» What you have to do: Give back the whole listing exactly as shown.

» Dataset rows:

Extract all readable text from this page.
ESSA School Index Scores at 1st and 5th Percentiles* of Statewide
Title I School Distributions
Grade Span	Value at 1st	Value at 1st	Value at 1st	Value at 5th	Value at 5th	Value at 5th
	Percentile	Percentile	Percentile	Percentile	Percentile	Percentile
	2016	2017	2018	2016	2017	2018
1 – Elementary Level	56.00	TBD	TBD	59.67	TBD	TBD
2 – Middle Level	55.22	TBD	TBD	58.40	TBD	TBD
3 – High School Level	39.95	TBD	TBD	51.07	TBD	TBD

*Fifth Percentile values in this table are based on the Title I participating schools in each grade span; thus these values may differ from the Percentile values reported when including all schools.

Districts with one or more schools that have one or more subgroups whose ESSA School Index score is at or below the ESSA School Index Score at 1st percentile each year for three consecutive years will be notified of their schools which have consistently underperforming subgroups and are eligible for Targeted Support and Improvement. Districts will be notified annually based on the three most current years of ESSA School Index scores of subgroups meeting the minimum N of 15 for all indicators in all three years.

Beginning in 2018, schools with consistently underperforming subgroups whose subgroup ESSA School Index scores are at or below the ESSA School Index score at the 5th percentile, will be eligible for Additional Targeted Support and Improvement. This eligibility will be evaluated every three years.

» Result:
Extract all readable text from this page.
ESSA School Index Scores at 1st and 5th Percentiles* of Statewide
Title I School Distributions
Grade Span	Value at 1st	Value at 1st	Value at 1st	Value at 5th	Value at 5th	Value at 5th
	Percentile	Percentile	Percentile	Percentile	Percentile	Percentile
	2016	2017	2018	2016	2017	2018
1 – Elementary Level	56.00	TBD	TBD	59.67	TBD	TBD
2 – Middle Level	55.22	TBD	TBD	58.40	TBD	TBD
3 – High School Level	39.95	TBD	TBD	51.07	TBD	TBD

*Fifth Percentile values in this table are based on the Title I participating schools in each grade span; thus these values may differ from the Percentile values reported when including all schools.

Districts with one or more schools that have one or more subgroups whose ESSA School Index score is at or below the ESSA School Index Score at 1st percentile each year for three consecutive years will be notified of their schools which have consistently underperforming subgroups and are eligible for Targeted Support and Improvement. Districts will be notified annually based on the three most current years of ESSA School Index scores of subgroups meeting the minimum N of 15 for all indicators in all three years.

Beginning in 2018, schools with consistently underperforming subgroups whose subgroup ESSA School Index scores are at or below the ESSA School Index score at the 5th percentile, will be eligible for Additional Targeted Support and Improvement. This eligibility will be evaluated every three years.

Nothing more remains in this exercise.